Copy the lines starting at "stone-black-J14: 21 bbox=[165, 104, 184, 123]" and ending at "stone-black-O16 bbox=[265, 64, 284, 83]", swapping "white" for "light" wherever it occurs and keeping everything else the same.

(Stored data entries)
──────────
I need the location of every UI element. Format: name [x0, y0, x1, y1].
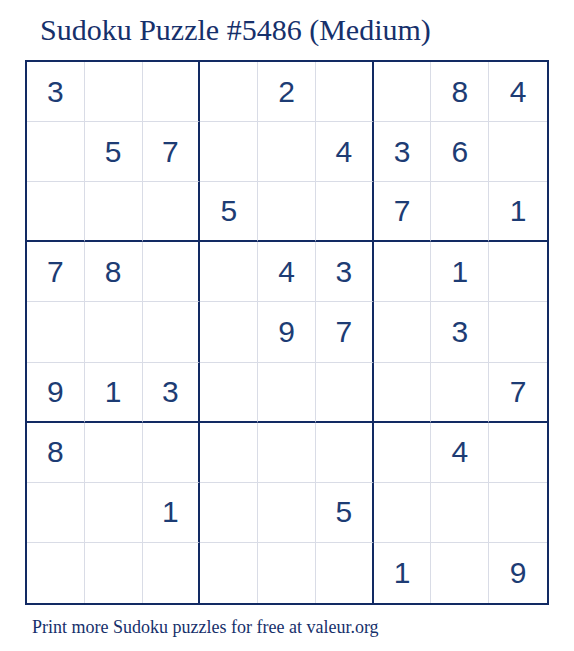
cell-r7c8: 4 [431, 423, 489, 483]
cell-r5c5: 9 [258, 302, 316, 362]
cell-r2c3: 7 [143, 122, 201, 182]
cell-r6c8 [431, 363, 489, 423]
cell-r9c5 [258, 543, 316, 603]
cell-r7c2 [85, 423, 143, 483]
cell-r1c8: 8 [431, 62, 489, 122]
cell-r9c3 [143, 543, 201, 603]
cell-r9c8 [431, 543, 489, 603]
cell-r2c1 [27, 122, 85, 182]
cell-r8c6: 5 [316, 483, 374, 543]
cell-r3c1 [27, 182, 85, 242]
cell-r7c4 [200, 423, 258, 483]
cell-r6c3: 3 [143, 363, 201, 423]
cell-r7c7 [374, 423, 432, 483]
cell-r3c5 [258, 182, 316, 242]
cell-r1c4 [200, 62, 258, 122]
cell-r7c6 [316, 423, 374, 483]
cell-r2c7: 3 [374, 122, 432, 182]
cell-r7c9 [489, 423, 547, 483]
cell-r2c5 [258, 122, 316, 182]
cell-r3c3 [143, 182, 201, 242]
cell-r9c4 [200, 543, 258, 603]
cell-r8c2 [85, 483, 143, 543]
cell-r4c7 [374, 242, 432, 302]
cell-r6c7 [374, 363, 432, 423]
footer-text: Print more Sudoku puzzles for free at va… [32, 615, 379, 639]
cell-r5c7 [374, 302, 432, 362]
cell-r8c5 [258, 483, 316, 543]
cell-r6c9: 7 [489, 363, 547, 423]
cell-r9c2 [85, 543, 143, 603]
cell-r9c6 [316, 543, 374, 603]
cell-r8c3: 1 [143, 483, 201, 543]
cell-r3c7: 7 [374, 182, 432, 242]
cell-r4c3 [143, 242, 201, 302]
cell-r4c8: 1 [431, 242, 489, 302]
cell-r8c7 [374, 483, 432, 543]
cell-r4c6: 3 [316, 242, 374, 302]
cell-r9c7: 1 [374, 543, 432, 603]
cell-r3c8 [431, 182, 489, 242]
cell-r2c9 [489, 122, 547, 182]
cell-r3c2 [85, 182, 143, 242]
cell-r6c6 [316, 363, 374, 423]
sudoku-board: 328457436571784319739137841519 [25, 60, 549, 605]
cell-r7c5 [258, 423, 316, 483]
cell-r1c5: 2 [258, 62, 316, 122]
cell-r8c1 [27, 483, 85, 543]
cell-r5c1 [27, 302, 85, 362]
cell-r1c7 [374, 62, 432, 122]
cell-r3c6 [316, 182, 374, 242]
cell-r8c8 [431, 483, 489, 543]
cell-r6c1: 9 [27, 363, 85, 423]
cell-r6c5 [258, 363, 316, 423]
cell-r8c9 [489, 483, 547, 543]
cell-r2c6: 4 [316, 122, 374, 182]
cell-r1c1: 3 [27, 62, 85, 122]
cell-r5c2 [85, 302, 143, 362]
cell-r9c9: 9 [489, 543, 547, 603]
cell-r2c4 [200, 122, 258, 182]
cell-r1c3 [143, 62, 201, 122]
cell-r8c4 [200, 483, 258, 543]
cell-r1c9: 4 [489, 62, 547, 122]
cell-r1c2 [85, 62, 143, 122]
cell-r4c2: 8 [85, 242, 143, 302]
cell-r9c1 [27, 543, 85, 603]
cell-r4c1: 7 [27, 242, 85, 302]
page-title: Sudoku Puzzle #5486 (Medium) [40, 11, 431, 49]
cell-r7c3 [143, 423, 201, 483]
cell-r2c8: 6 [431, 122, 489, 182]
cell-r6c4 [200, 363, 258, 423]
cell-r7c1: 8 [27, 423, 85, 483]
cell-r5c3 [143, 302, 201, 362]
cell-r4c9 [489, 242, 547, 302]
cell-r2c2: 5 [85, 122, 143, 182]
cell-r4c5: 4 [258, 242, 316, 302]
cell-r3c4: 5 [200, 182, 258, 242]
cell-r5c8: 3 [431, 302, 489, 362]
cell-r3c9: 1 [489, 182, 547, 242]
cell-r5c9 [489, 302, 547, 362]
cell-r4c4 [200, 242, 258, 302]
cell-r6c2: 1 [85, 363, 143, 423]
cell-r5c4 [200, 302, 258, 362]
cell-r1c6 [316, 62, 374, 122]
cell-r5c6: 7 [316, 302, 374, 362]
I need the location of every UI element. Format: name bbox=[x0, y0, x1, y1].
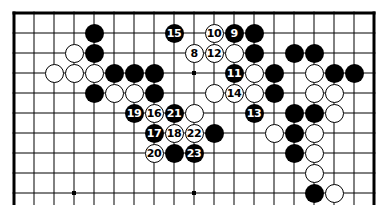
stone-black-J14: 21 bbox=[165, 104, 184, 123]
move-number-label: 17 bbox=[147, 128, 161, 139]
stone-black-J18: 15 bbox=[165, 24, 184, 43]
stone-black-P17 bbox=[285, 44, 304, 63]
stone-black-N14: 13 bbox=[245, 104, 264, 123]
stone-white-L15 bbox=[205, 84, 224, 103]
stone-black-J12 bbox=[165, 144, 184, 163]
stone-black-E18 bbox=[85, 24, 104, 43]
stone-white-H12: 20 bbox=[145, 144, 164, 163]
stone-white-Q12 bbox=[305, 144, 324, 163]
stone-black-G16 bbox=[125, 64, 144, 83]
stone-black-O16 bbox=[265, 64, 284, 83]
go-board-diagram: 151098121114191621131718222023 bbox=[0, 0, 390, 210]
move-number-label: 10 bbox=[207, 28, 221, 39]
stone-white-R15 bbox=[325, 84, 344, 103]
move-number-label: 19 bbox=[127, 108, 141, 119]
stone-white-D17 bbox=[65, 44, 84, 63]
stone-white-K17: 8 bbox=[185, 44, 204, 63]
stone-black-Q10 bbox=[305, 184, 324, 203]
stone-black-N17 bbox=[245, 44, 264, 63]
stone-white-K13: 22 bbox=[185, 124, 204, 143]
move-number-label: 11 bbox=[227, 68, 241, 79]
stone-black-P12 bbox=[285, 144, 304, 163]
stone-white-F15 bbox=[105, 84, 124, 103]
stone-black-G14: 19 bbox=[125, 104, 144, 123]
move-number-label: 8 bbox=[190, 48, 197, 59]
stone-white-L18: 10 bbox=[205, 24, 224, 43]
stone-black-K12: 23 bbox=[185, 144, 204, 163]
stone-white-E16 bbox=[85, 64, 104, 83]
stone-white-Q15 bbox=[305, 84, 324, 103]
stone-black-N18 bbox=[245, 24, 264, 43]
stone-black-S16 bbox=[345, 64, 364, 83]
stone-black-R16 bbox=[325, 64, 344, 83]
stone-black-F16 bbox=[105, 64, 124, 83]
move-number-label: 21 bbox=[167, 108, 181, 119]
move-number-label: 16 bbox=[147, 108, 161, 119]
stone-black-E17 bbox=[85, 44, 104, 63]
move-number-label: 23 bbox=[187, 148, 201, 159]
stone-black-H13: 17 bbox=[145, 124, 164, 143]
stone-white-M15: 14 bbox=[225, 84, 244, 103]
stone-white-H14: 16 bbox=[145, 104, 164, 123]
stone-black-O15 bbox=[265, 84, 284, 103]
stone-black-M18: 9 bbox=[225, 24, 244, 43]
stone-white-Q13 bbox=[305, 124, 324, 143]
stone-white-G15 bbox=[125, 84, 144, 103]
stone-white-J13: 18 bbox=[165, 124, 184, 143]
move-number-label: 22 bbox=[187, 128, 201, 139]
stone-black-H16 bbox=[145, 64, 164, 83]
move-number-label: 14 bbox=[227, 88, 241, 99]
stone-black-M16: 11 bbox=[225, 64, 244, 83]
stone-white-R10 bbox=[325, 184, 344, 203]
move-number-label: 15 bbox=[167, 28, 181, 39]
move-number-label: 13 bbox=[247, 108, 261, 119]
stone-white-L17: 12 bbox=[205, 44, 224, 63]
stone-white-N15 bbox=[245, 84, 264, 103]
stone-white-M17 bbox=[225, 44, 244, 63]
stone-black-H15 bbox=[145, 84, 164, 103]
stones-layer: 151098121114191621131718222023 bbox=[4, 3, 384, 203]
move-number-label: 12 bbox=[207, 48, 221, 59]
stone-white-N16 bbox=[245, 64, 264, 83]
stone-white-C16 bbox=[45, 64, 64, 83]
stone-black-E15 bbox=[85, 84, 104, 103]
stone-white-R14 bbox=[325, 104, 344, 123]
stone-white-O13 bbox=[265, 124, 284, 143]
stone-white-Q11 bbox=[305, 164, 324, 183]
move-number-label: 9 bbox=[230, 28, 237, 39]
stone-black-Q14 bbox=[305, 104, 324, 123]
stone-black-L13 bbox=[205, 124, 224, 143]
move-number-label: 18 bbox=[167, 128, 181, 139]
stone-black-P14 bbox=[285, 104, 304, 123]
stone-white-D16 bbox=[65, 64, 84, 83]
stone-white-K14 bbox=[185, 104, 204, 123]
stone-black-Q17 bbox=[305, 44, 324, 63]
stone-white-Q16 bbox=[305, 64, 324, 83]
move-number-label: 20 bbox=[147, 148, 161, 159]
stone-black-P13 bbox=[285, 124, 304, 143]
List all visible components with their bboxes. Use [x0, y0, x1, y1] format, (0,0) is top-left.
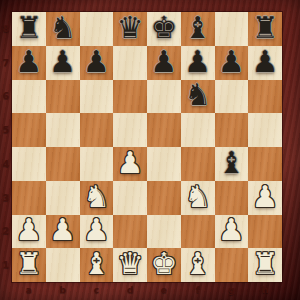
──────────
• Worked answer:
stone-black-J14: 21 bbox=[165, 104, 184, 123]
move-number-label: 17 bbox=[147, 128, 161, 139]
stone-black-J18: 15 bbox=[165, 24, 184, 43]
stone-black-P17 bbox=[285, 44, 304, 63]
stone-black-N14: 13 bbox=[245, 104, 264, 123]
stone-light-L15 bbox=[205, 84, 224, 103]
stone-black-J12 bbox=[165, 144, 184, 163]
stone-black-E18 bbox=[85, 24, 104, 43]
stone-light-H12: 20 bbox=[145, 144, 164, 163]
stone-light-Q12 bbox=[305, 144, 324, 163]
stone-black-G16 bbox=[125, 64, 144, 83]
stone-black-O16 bbox=[265, 64, 284, 83]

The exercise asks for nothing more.